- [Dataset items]
Start

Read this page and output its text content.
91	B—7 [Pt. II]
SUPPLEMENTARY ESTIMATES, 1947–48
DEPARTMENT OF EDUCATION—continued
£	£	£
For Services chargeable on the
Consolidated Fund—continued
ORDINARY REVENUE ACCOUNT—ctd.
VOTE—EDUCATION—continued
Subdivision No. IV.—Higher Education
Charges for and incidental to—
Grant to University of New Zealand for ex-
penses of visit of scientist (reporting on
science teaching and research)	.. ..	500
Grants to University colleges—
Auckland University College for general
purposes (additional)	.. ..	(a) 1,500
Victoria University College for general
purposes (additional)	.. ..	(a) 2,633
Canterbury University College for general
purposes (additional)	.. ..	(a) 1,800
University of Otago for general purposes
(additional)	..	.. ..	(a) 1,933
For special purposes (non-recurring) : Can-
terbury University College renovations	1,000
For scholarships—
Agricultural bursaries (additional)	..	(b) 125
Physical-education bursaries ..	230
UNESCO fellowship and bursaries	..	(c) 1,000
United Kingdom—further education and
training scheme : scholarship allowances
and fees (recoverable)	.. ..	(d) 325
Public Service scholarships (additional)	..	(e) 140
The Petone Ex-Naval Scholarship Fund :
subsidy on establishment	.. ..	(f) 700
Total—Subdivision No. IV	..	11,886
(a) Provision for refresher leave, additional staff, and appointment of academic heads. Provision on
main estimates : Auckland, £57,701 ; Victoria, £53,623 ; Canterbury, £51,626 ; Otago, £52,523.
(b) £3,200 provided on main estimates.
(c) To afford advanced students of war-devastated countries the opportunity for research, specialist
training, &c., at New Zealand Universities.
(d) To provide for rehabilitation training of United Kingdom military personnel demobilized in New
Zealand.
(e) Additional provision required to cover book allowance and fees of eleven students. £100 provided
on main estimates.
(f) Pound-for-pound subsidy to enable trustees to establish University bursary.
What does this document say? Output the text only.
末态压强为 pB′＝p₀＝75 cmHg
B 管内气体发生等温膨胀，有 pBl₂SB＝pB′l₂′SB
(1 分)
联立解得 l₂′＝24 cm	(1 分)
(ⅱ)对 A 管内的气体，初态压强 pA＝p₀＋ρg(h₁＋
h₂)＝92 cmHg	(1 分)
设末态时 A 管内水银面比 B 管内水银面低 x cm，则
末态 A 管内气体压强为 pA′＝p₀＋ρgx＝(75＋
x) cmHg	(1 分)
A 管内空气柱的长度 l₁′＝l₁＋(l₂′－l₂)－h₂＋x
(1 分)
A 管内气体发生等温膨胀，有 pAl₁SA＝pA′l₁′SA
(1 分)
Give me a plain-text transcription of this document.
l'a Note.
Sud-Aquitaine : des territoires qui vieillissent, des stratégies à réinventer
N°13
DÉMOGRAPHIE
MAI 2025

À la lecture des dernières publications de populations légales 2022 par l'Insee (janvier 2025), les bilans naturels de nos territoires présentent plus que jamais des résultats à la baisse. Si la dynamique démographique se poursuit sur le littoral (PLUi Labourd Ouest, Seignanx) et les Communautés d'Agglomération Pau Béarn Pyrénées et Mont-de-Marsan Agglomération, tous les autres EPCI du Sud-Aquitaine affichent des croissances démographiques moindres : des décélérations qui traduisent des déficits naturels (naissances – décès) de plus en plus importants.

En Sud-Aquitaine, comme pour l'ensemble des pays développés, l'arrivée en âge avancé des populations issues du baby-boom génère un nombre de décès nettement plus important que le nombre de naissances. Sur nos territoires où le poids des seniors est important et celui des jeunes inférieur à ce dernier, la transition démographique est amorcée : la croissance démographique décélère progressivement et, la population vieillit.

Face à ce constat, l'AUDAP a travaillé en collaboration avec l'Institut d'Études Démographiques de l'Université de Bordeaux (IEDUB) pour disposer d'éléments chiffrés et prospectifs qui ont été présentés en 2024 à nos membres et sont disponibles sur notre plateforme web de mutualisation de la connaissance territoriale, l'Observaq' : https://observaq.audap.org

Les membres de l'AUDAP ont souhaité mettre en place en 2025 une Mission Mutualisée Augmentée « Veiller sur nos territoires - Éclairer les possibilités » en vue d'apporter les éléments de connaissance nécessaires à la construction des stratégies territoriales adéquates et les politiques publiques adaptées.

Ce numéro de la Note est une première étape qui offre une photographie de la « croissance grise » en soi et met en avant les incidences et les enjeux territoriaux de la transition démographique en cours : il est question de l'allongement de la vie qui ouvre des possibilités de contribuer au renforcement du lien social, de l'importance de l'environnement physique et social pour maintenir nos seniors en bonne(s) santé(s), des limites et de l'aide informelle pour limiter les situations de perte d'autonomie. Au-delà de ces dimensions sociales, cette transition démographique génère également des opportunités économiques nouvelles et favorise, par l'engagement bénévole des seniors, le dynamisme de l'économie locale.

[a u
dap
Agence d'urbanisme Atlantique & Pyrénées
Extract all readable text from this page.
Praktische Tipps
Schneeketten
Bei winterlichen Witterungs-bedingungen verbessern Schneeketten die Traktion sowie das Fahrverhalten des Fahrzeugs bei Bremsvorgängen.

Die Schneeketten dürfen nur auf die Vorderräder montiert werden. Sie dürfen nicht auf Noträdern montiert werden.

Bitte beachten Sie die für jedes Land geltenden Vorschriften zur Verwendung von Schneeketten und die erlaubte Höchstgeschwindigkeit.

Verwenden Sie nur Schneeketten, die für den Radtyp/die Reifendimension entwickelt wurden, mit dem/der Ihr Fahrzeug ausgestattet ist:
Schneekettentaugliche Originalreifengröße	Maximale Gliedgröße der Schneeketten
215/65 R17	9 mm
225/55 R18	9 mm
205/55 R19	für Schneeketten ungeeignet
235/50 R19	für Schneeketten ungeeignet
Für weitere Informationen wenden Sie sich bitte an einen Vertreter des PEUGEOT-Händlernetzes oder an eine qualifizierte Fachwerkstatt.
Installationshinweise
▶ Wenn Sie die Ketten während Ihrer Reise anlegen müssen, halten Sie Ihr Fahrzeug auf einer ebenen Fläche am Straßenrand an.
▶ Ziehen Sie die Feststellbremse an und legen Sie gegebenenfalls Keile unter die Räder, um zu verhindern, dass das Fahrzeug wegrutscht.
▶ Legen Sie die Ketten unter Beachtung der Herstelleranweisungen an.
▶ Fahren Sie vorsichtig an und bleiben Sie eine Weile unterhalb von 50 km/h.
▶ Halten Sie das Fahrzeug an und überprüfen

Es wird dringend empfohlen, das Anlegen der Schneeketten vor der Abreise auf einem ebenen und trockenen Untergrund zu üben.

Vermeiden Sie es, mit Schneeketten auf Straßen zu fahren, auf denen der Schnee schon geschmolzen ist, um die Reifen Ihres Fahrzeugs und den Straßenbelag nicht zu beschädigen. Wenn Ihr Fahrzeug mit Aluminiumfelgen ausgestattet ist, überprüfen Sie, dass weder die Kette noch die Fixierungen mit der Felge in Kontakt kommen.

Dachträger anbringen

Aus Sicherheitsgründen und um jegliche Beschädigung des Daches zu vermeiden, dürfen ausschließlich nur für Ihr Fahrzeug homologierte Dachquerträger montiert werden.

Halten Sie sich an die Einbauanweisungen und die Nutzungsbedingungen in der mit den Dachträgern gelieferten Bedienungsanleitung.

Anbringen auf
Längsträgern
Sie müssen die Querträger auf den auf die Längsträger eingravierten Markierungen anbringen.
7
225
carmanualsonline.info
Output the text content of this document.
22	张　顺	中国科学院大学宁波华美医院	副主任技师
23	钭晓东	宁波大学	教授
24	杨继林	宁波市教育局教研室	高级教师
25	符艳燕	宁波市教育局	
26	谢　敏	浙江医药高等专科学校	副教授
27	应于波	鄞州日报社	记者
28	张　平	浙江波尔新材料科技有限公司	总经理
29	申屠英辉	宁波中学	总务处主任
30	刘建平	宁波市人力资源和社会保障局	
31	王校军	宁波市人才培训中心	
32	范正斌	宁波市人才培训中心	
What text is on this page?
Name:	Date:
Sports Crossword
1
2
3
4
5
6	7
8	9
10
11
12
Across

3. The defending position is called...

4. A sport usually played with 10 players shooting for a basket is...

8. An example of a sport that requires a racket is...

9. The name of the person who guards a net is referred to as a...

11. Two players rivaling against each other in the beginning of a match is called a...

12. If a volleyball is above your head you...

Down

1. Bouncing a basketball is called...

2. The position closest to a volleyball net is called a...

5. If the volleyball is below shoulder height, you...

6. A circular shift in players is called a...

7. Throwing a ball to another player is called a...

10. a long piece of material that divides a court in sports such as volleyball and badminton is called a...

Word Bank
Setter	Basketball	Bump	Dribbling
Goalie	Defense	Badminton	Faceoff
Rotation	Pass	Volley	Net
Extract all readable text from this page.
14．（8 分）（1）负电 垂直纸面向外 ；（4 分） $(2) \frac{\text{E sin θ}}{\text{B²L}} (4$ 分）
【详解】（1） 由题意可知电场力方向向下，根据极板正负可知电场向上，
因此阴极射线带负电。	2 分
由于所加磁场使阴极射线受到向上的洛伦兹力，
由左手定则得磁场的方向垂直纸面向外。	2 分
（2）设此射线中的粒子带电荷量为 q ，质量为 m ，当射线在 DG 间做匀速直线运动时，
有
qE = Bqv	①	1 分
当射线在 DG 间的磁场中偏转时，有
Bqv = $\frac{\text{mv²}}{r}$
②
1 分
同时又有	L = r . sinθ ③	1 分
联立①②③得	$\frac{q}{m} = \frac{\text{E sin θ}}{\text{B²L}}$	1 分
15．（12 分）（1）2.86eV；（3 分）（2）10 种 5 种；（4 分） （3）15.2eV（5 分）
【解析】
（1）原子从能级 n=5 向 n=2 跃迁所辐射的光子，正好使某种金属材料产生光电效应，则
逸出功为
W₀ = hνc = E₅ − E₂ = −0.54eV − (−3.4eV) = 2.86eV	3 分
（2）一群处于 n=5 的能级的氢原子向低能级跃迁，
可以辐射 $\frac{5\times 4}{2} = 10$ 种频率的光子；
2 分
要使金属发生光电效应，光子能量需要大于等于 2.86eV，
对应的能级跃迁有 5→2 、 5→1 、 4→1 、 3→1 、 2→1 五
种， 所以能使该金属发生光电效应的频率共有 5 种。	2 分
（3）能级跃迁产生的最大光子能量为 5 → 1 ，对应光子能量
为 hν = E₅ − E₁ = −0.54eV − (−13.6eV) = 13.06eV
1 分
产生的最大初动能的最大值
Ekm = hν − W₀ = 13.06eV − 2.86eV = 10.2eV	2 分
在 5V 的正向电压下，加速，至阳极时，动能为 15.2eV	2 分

End

- [EXERCISE AIM]
Search the preceding listing for the word "page" and pull out every line that holds it.

- [EXPECTED ANSWER]
Read this page and output its text content.
Extract all readable text from this page.
What text is on this page?
Extract all readable text from this page.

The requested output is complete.